REQUEST: Keep only those lines of the records that include the string "screenshot".

=== PROVIDED RECORDS ===

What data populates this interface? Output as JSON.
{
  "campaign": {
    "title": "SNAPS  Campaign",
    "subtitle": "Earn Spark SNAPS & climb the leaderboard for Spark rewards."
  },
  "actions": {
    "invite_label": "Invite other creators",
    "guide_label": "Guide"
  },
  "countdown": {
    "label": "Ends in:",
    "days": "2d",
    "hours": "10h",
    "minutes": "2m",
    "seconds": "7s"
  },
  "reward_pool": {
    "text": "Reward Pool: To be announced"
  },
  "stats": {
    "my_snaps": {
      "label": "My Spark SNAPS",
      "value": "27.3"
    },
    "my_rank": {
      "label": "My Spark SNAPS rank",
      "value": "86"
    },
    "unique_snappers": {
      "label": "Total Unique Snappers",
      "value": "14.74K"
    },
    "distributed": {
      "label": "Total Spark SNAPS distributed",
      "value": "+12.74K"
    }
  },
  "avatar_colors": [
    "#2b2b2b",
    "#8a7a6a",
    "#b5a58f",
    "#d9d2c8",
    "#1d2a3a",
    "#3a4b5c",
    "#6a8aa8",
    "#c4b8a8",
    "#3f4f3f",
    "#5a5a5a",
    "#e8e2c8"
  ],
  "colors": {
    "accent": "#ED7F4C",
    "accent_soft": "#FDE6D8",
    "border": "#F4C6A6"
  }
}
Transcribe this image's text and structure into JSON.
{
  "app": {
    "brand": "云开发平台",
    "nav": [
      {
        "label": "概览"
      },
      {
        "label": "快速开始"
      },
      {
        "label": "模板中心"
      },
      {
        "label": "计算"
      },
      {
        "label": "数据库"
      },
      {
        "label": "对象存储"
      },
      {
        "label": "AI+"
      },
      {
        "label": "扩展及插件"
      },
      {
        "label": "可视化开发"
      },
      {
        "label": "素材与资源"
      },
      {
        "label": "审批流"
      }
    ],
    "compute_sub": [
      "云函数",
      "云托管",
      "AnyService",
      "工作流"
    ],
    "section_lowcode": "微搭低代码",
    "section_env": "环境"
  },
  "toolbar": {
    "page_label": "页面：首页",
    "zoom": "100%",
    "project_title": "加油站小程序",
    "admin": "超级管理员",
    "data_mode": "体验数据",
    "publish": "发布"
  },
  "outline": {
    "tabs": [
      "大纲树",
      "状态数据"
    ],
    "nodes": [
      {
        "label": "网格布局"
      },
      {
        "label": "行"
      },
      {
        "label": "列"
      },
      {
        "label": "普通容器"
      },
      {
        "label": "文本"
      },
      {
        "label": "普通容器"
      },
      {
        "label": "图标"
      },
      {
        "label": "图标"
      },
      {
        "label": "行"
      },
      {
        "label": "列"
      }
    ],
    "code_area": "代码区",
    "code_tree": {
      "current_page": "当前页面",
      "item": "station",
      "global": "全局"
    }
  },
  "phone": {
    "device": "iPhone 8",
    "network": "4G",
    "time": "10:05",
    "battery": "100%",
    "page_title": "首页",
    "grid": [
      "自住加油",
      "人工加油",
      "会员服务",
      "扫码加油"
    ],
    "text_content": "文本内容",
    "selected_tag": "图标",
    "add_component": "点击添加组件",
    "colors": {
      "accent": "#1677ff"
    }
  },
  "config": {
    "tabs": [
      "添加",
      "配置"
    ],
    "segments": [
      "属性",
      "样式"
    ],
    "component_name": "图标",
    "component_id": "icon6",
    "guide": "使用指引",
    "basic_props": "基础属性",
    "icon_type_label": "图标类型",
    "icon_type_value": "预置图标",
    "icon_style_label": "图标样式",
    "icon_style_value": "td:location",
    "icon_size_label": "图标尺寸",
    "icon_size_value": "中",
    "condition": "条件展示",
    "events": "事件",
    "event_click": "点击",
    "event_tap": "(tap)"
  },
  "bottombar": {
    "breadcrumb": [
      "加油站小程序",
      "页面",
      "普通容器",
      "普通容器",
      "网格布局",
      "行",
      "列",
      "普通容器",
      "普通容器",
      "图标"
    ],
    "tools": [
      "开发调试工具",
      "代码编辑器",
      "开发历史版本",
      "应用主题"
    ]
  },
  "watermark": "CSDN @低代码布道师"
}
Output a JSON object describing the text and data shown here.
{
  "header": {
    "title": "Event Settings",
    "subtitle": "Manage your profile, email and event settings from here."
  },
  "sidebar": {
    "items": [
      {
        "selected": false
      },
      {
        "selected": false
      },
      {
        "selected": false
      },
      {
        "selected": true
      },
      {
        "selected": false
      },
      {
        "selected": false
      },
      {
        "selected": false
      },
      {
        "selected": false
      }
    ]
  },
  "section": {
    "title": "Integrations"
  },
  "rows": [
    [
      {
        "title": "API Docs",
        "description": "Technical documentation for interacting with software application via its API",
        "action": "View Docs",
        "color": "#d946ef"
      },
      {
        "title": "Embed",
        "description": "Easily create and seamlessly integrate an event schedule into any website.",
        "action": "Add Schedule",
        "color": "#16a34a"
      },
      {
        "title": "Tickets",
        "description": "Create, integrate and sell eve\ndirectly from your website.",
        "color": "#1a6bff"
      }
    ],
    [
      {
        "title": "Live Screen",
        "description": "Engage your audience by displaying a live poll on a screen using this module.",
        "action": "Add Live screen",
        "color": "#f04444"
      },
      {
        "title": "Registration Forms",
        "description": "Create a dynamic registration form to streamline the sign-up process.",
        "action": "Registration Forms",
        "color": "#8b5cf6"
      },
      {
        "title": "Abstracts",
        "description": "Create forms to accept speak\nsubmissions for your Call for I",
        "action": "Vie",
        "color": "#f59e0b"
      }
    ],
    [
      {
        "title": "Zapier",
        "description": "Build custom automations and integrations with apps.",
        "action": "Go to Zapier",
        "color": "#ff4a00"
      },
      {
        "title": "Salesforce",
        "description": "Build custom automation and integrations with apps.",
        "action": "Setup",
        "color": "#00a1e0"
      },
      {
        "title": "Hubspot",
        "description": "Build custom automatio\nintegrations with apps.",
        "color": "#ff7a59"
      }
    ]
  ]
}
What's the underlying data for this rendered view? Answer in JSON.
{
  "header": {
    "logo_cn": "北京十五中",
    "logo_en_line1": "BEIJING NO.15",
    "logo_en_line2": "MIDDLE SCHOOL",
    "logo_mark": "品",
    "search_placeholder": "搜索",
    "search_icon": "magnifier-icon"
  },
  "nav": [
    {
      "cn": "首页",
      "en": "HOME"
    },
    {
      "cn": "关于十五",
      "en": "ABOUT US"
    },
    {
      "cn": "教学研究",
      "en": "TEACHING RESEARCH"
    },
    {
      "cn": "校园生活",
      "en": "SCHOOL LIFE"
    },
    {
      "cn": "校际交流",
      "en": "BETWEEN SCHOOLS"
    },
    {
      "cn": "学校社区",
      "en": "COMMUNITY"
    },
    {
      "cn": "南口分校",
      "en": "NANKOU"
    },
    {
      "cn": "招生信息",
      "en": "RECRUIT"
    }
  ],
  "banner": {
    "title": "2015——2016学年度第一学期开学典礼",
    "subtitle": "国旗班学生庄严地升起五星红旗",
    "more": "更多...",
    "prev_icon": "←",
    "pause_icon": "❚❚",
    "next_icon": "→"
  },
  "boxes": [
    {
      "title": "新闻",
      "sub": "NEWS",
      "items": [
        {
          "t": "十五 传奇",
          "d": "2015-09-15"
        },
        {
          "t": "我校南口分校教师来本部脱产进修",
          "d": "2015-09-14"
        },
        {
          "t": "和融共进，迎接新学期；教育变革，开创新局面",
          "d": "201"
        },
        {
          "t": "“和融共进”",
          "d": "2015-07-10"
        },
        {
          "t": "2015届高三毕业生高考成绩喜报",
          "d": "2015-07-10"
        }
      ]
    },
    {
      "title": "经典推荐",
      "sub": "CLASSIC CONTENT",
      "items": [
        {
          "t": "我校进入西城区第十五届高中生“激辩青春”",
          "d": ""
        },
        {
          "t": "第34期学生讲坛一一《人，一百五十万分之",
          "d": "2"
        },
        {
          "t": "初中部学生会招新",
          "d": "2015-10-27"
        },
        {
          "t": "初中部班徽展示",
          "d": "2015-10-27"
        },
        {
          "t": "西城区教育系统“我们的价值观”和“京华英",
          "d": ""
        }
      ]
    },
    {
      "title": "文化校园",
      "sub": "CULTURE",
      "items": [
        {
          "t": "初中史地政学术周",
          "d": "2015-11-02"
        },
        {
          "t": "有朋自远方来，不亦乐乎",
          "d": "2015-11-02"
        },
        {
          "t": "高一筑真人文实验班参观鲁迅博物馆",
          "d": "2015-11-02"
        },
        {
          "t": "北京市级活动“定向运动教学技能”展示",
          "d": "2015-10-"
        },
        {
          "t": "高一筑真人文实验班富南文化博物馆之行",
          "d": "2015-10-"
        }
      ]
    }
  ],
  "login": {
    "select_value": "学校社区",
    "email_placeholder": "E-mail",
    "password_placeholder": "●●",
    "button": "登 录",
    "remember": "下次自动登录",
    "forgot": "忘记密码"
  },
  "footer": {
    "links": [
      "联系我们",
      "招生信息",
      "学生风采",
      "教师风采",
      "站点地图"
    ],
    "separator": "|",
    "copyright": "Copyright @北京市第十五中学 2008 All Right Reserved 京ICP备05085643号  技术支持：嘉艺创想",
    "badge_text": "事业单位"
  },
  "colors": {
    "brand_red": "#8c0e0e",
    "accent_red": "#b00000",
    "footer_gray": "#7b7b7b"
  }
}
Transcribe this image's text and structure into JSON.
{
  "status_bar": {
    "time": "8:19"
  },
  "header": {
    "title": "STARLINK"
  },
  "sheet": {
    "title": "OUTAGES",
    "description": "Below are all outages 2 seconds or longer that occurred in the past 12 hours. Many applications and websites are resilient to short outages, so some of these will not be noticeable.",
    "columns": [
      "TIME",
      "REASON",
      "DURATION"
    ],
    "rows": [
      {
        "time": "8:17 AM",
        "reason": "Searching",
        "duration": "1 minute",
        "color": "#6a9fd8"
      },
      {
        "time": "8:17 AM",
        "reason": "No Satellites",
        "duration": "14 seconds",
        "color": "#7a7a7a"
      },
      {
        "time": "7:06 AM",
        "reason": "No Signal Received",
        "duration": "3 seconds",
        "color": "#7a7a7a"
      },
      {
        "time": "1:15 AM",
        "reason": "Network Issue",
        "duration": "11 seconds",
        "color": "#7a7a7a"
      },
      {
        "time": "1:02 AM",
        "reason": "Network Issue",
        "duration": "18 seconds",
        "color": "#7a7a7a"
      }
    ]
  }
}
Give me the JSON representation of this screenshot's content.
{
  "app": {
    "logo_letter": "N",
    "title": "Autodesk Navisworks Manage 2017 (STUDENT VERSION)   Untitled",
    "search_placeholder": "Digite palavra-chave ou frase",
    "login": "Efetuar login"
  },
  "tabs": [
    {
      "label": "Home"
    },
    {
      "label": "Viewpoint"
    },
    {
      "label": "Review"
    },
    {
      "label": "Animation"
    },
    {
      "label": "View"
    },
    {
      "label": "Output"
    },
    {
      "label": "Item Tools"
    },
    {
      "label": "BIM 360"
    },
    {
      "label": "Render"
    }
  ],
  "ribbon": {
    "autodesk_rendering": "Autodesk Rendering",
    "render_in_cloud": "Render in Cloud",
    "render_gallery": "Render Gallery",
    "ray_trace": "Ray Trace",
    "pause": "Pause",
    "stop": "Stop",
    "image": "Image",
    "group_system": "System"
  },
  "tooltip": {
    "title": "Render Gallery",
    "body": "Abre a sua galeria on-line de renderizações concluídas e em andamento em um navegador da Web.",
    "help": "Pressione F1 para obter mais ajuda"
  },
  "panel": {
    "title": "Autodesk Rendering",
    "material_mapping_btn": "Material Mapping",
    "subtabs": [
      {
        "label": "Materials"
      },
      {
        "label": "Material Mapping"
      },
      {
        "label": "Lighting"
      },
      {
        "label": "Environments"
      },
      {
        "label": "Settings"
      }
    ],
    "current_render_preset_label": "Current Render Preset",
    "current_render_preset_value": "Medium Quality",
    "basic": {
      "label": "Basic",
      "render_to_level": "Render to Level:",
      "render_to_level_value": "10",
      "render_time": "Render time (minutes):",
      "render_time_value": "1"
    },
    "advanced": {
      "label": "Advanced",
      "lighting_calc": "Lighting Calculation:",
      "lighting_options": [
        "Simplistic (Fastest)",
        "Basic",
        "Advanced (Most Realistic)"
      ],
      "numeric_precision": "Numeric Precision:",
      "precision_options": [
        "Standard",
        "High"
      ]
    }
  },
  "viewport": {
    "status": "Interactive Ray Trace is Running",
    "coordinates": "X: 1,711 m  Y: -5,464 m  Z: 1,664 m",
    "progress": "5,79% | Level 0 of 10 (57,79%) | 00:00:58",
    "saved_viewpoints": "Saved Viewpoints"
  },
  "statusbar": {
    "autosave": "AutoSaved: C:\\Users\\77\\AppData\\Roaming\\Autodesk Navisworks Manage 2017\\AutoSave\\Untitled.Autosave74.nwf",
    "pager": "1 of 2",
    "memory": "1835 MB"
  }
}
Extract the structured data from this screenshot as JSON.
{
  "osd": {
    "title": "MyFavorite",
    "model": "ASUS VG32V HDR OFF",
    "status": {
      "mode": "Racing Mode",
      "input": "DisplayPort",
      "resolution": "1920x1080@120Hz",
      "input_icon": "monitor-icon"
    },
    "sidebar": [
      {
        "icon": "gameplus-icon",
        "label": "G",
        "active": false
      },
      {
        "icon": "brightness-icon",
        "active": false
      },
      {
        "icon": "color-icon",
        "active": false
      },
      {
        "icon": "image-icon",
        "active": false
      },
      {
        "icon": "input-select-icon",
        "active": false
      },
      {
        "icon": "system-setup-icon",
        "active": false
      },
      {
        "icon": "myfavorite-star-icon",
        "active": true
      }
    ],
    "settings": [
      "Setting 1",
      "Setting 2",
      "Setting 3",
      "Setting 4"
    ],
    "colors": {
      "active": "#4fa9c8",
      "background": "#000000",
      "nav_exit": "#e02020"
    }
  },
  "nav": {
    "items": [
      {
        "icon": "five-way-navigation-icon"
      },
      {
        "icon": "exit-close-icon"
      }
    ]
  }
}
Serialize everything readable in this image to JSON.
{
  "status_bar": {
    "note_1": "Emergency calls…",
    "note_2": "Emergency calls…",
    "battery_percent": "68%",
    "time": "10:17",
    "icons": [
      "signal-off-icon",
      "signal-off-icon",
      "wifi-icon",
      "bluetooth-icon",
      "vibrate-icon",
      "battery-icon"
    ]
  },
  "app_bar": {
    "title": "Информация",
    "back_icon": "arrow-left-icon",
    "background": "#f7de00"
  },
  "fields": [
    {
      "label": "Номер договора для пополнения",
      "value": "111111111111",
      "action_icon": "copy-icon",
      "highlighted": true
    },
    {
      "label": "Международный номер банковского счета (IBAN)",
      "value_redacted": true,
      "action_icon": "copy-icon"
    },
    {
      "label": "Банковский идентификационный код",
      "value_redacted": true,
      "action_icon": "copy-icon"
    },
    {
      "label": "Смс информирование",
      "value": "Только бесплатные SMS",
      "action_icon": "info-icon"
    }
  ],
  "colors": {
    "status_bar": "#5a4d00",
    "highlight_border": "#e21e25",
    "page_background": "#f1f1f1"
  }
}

===

SOLUTION TO THIS EXERCISE:
Give me the JSON representation of this screenshot's content.
Extract the structured data from this screenshot as JSON.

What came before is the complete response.